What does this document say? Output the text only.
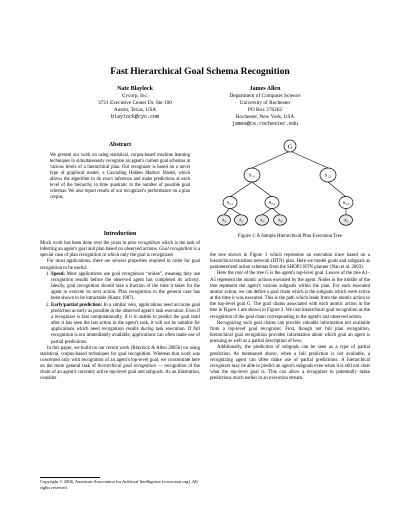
Fast Hierarchical Goal Schema Recognition
Nate Blaylock
Cycorp, Inc.
3721 Executive Center Dr. Ste 100
Austin, Texas, USA
blaylock@cyc.com
James Allen
Department of Computer Science
University of Rochester
PO Box 270262
Rochester, New York, USA
james@cs.rochester.edu
Abstract
We present our work on using statistical, corpus-based machine learning techniques to simultaneously recognize an agent's current goal schemas at various levels of a hierarchical plan. Our recognizer is based on a novel type of graphical model, a Cascading Hidden Markov Model, which allows the algorithm to do exact inference and make predictions at each level of the hierarchy in time quadratic to the number of possible goal schemas. We also report results of our recognizer's performance on a plan corpus.
Introduction

Much work has been done over the years in plan recognition which is the task of inferring an agent's goal and plan based on observed actions. Goal recognition is a special case of plan recognition in which only the goal is recognized.

For most applications, there are several properties required in order for goal recognition to be useful:

1. Speed: Most applications use goal recognition “online”, meaning they use recognition results before the observed agent has completed its activity. Ideally, goal recognition should take a fraction of the time it takes for the agent to execute its next action. Plan recognition in the general case has been shown to be intractable (Kautz 1987).
2. Early/partial prediction: In a similar vein, applications need accurate goal prediction as early as possible in the observed agent's task execution. Even if a recognizer is fast computationally, if it is unable to predict the goal until after it has seen the last action in the agent's task, it will not be suitable for applications which need recognition results during task execution. If full recognition is not immediately available, applications can often make use of partial predictions.

In this paper, we build on our recent work (Blaylock & Allen 2005b) on using statistical, corpus-based techniques for goal recognition. Whereas that work was concerned only with recognition of an agent's top-level goal, we concentrate here on the more general task of hierarchical goal recognition — recognition of the chain of an agent's currently active top-level goal and subgoals. As an illustration, consider

Copyright © 2006, American Association for Artificial Intelligence (www.aaai.org). All rights reserved.
G
$S_{1:1}$	$S_{1:2}$
$S_{2:1}$	$S_{2:2}$	$S_{2:3}$
$A_1$	$A_2$	$A_3$	$A_4$	$A_5$
Figure 1: A Sample Hierarchical Plan Execution Tree

the tree shown in Figure 1 which represents an execution trace based on a hierarchical transition network (HTN) plan. Here we model goals and subgoals as parameterized action schemas from the SHOP2 HTN planner (Nau et al. 2003).

Here the root of the tree G is the agent's top-level goal. Leaves of the tree A1–A5 represent the atomic actions executed by the agent. Nodes in the middle of the tree represent the agent's various subgoals within the plan. For each executed atomic action, we can define a goal chain which is the subgoals which were active at the time it was executed. This is the path which leads from the atomic action to the top-level goal G. The goal chains associated with each atomic action in the tree in Figure 1 are shown in Figure 2. We cast hierarchical goal recognition as the recognition of the goal chain corresponding to the agent's last observed action.

Recognizing such goal chains can provide valuable information not available from a top-level goal recognizer. First, though not full plan recognition, hierarchical goal recognition provides information about which goal an agent is pursuing as well as a partial description of how.

Additionally, the prediction of subgoals can be seen as a type of partial prediction. As mentioned above, when a full prediction is not available, a recognizing agent can often make use of partial predictions. A hierarchical recognizer may be able to predict an agent's subgoals even when it is still not clear what the top-level goal is. This can allow a recognizer to potentially make predictions much earlier in an execution stream.
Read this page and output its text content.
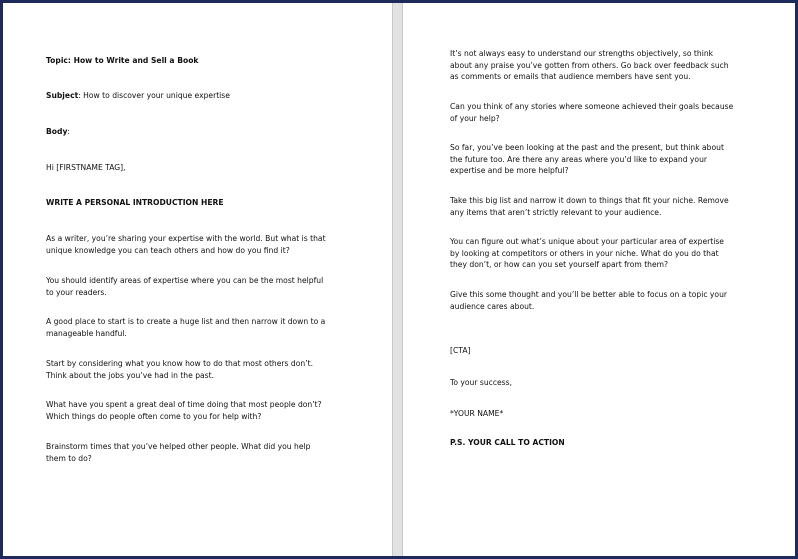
Topic: How to Write and Sell a Book

Subject: How to discover your unique expertise

Body:

Hi [FIRSTNAME TAG],

WRITE A PERSONAL INTRODUCTION HERE

As a writer, you’re sharing your expertise with the world. But what is that
unique knowledge you can teach others and how do you find it?

You should identify areas of expertise where you can be the most helpful
to your readers.

A good place to start is to create a huge list and then narrow it down to a
manageable handful.

Start by considering what you know how to do that most others don’t.
Think about the jobs you’ve had in the past.

What have you spent a great deal of time doing that most people don’t?
Which things do people often come to you for help with?

Brainstorm times that you’ve helped other people. What did you help
them to do?

It’s not always easy to understand our strengths objectively, so think
about any praise you’ve gotten from others. Go back over feedback such
as comments or emails that audience members have sent you.

Can you think of any stories where someone achieved their goals because
of your help?

So far, you’ve been looking at the past and the present, but think about
the future too. Are there any areas where you’d like to expand your
expertise and be more helpful?

Take this big list and narrow it down to things that fit your niche. Remove
any items that aren’t strictly relevant to your audience.

You can figure out what’s unique about your particular area of expertise
by looking at competitors or others in your niche. What do you do that
they don’t, or how can you set yourself apart from them?

Give this some thought and you’ll be better able to focus on a topic your
audience cares about.

[CTA]

To your success,

*YOUR NAME*

P.S. YOUR CALL TO ACTION
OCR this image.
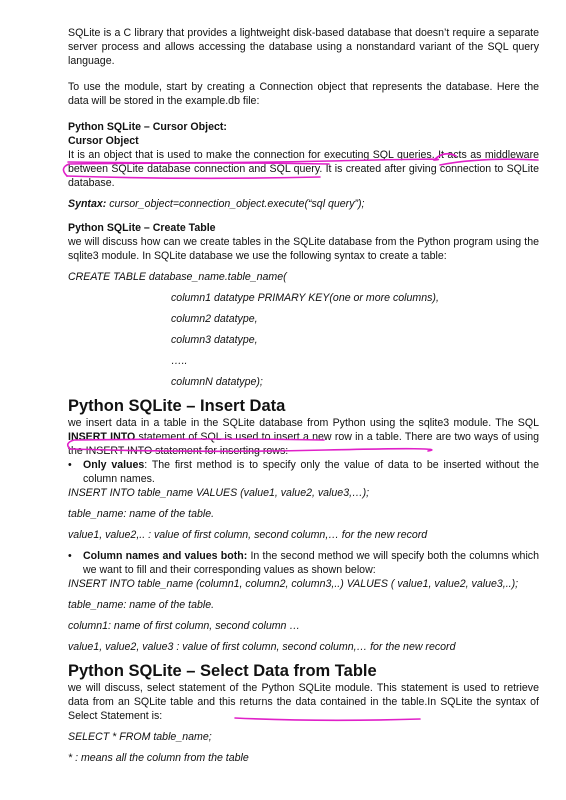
SQLite is a C library that provides a lightweight disk-based database that doesn’t require a separate server process and allows accessing the database using a nonstandard variant of the SQL query language.

To use the module, start by creating a Connection object that represents the database. Here the data will be stored in the example.db file:

Python SQLite – Cursor Object:

Cursor Object

It is an object that is used to make the connection for executing SQL queries. It acts as middleware between SQLite database connection and SQL query. It is created after giving connection to SQLite database.

Syntax: cursor_object=connection_object.execute(“sql query”);

Python SQLite – Create Table

we will discuss how can we create tables in the SQLite database from the Python program using the sqlite3 module. In SQLite database we use the following syntax to create a table:

CREATE TABLE database_name.table_name(

column1 datatype PRIMARY KEY(one or more columns),

column2 datatype,

column3 datatype,

…..

columnN datatype);

Python SQLite – Insert Data

we insert data in a table in the SQLite database from Python using the sqlite3 module. The SQL INSERT INTO statement of SQL is used to insert a new row in a table. There are two ways of using the INSERT INTO statement for inserting rows:

• Only values: The first method is to specify only the value of data to be inserted without the column names.

INSERT INTO table_name VALUES (value1, value2, value3,…);

table_name: name of the table.

value1, value2,.. : value of first column, second column,… for the new record

• Column names and values both: In the second method we will specify both the columns which we want to fill and their corresponding values as shown below:

INSERT INTO table_name (column1, column2, column3,..) VALUES ( value1, value2, value3,..);

table_name: name of the table.

column1: name of first column, second column …

value1, value2, value3 : value of first column, second column,… for the new record

Python SQLite – Select Data from Table

we will discuss, select statement of the Python SQLite module. This statement is used to retrieve data from an SQLite table and this returns the data contained in the table.In SQLite the syntax of Select Statement is:

SELECT * FROM table_name;

* : means all the column from the table
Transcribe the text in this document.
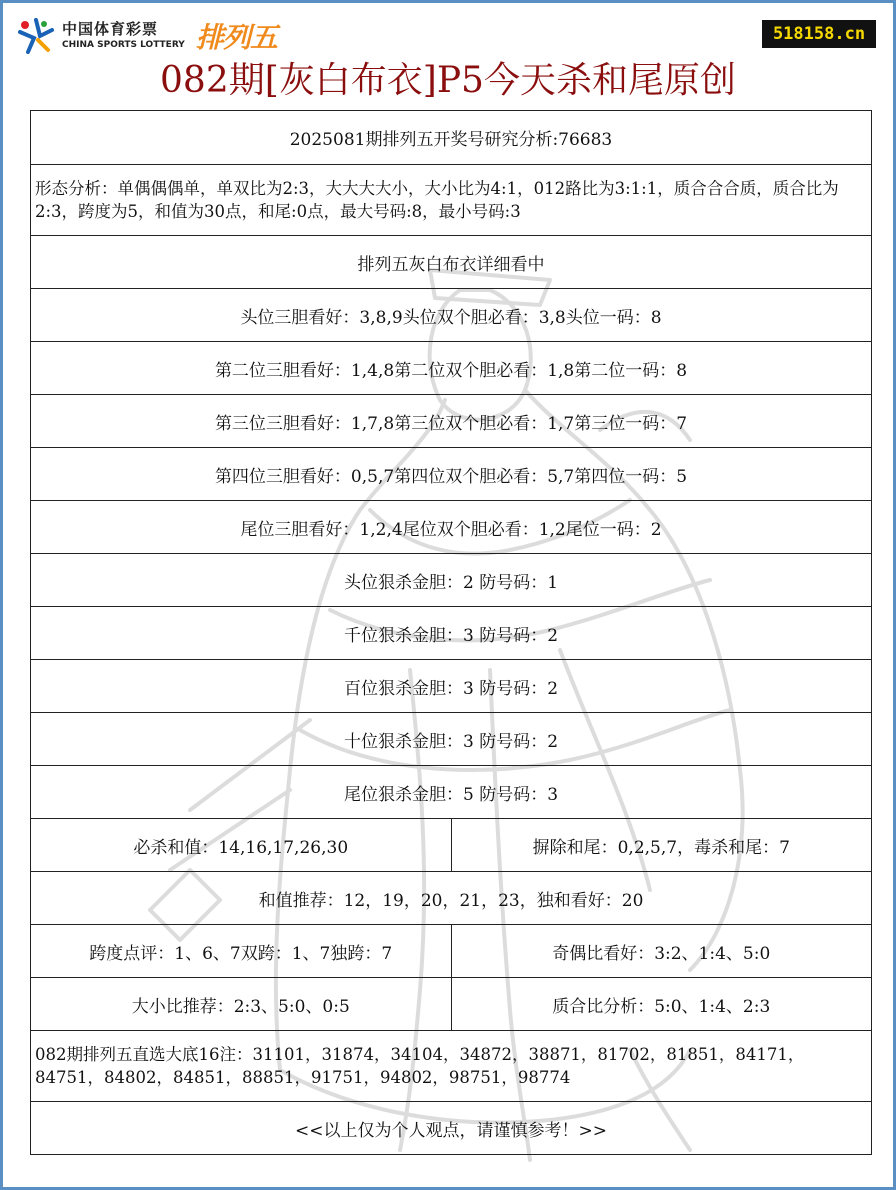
中国体育彩票
CHINA SPORTS LOTTERY 排列五	518158.cn
082期[灰白布衣]P5今天杀和尾原创
2025081期排列五开奖号研究分析:76683
形态分析：单偶偶偶单，单双比为2:3，大大大大小，大小比为4:1，012路比为3:1:1，质合合合质，质合比为2:3，跨度为5，和值为30点，和尾:0点，最大号码:8，最小号码:3
排列五灰白布衣详细看中
头位三胆看好：3,8,9头位双个胆必看：3,8头位一码：8
第二位三胆看好：1,4,8第二位双个胆必看：1,8第二位一码：8
第三位三胆看好：1,7,8第三位双个胆必看：1,7第三位一码：7
第四位三胆看好：0,5,7第四位双个胆必看：5,7第四位一码：5
尾位三胆看好：1,2,4尾位双个胆必看：1,2尾位一码：2
头位狠杀金胆：2 防号码：1
千位狠杀金胆：3 防号码：2
百位狠杀金胆：3 防号码：2
十位狠杀金胆：3 防号码：2
尾位狠杀金胆：5 防号码：3
必杀和值：14,16,17,26,30	摒除和尾：0,2,5,7，毒杀和尾：7
和值推荐：12，19，20，21，23，独和看好：20
跨度点评：1、6、7双跨：1、7独跨：7	奇偶比看好：3:2、1:4、5:0
大小比推荐：2:3、5:0、0:5	质合比分析：5:0、1:4、2:3
082期排列五直选大底16注：31101，31874，34104，34872，38871，81702，81851，84171，84751，84802，84851，88851，91751，94802，98751，98774
<<以上仅为个人观点，请谨慎参考！>>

┄┄┄┄┄┄┄┄┄┄┄┄┄┄┄┄┄┄┄┄

WHAT YOU WILL DO: Go to the line containing "Transcribe the text in this document." and set it down, along with every later line through the last one, exactly as written and without the pictures.

ANSWER:
Transcribe the text in this document.
中国体育彩票
CHINA SPORTS LOTTERY 排列五	518158.cn
082期[灰白布衣]P5今天杀和尾原创
2025081期排列五开奖号研究分析:76683
形态分析：单偶偶偶单，单双比为2:3，大大大大小，大小比为4:1，012路比为3:1:1，质合合合质，质合比为2:3，跨度为5，和值为30点，和尾:0点，最大号码:8，最小号码:3
排列五灰白布衣详细看中
头位三胆看好：3,8,9头位双个胆必看：3,8头位一码：8
第二位三胆看好：1,4,8第二位双个胆必看：1,8第二位一码：8
第三位三胆看好：1,7,8第三位双个胆必看：1,7第三位一码：7
第四位三胆看好：0,5,7第四位双个胆必看：5,7第四位一码：5
尾位三胆看好：1,2,4尾位双个胆必看：1,2尾位一码：2
头位狠杀金胆：2 防号码：1
千位狠杀金胆：3 防号码：2
百位狠杀金胆：3 防号码：2
十位狠杀金胆：3 防号码：2
尾位狠杀金胆：5 防号码：3
必杀和值：14,16,17,26,30	摒除和尾：0,2,5,7，毒杀和尾：7
和值推荐：12，19，20，21，23，独和看好：20
跨度点评：1、6、7双跨：1、7独跨：7	奇偶比看好：3:2、1:4、5:0
大小比推荐：2:3、5:0、0:5	质合比分析：5:0、1:4、2:3
082期排列五直选大底16注：31101，31874，34104，34872，38871，81702，81851，84171，84751，84802，84851，88851，91751，94802，98751，98774
<<以上仅为个人观点，请谨慎参考！>>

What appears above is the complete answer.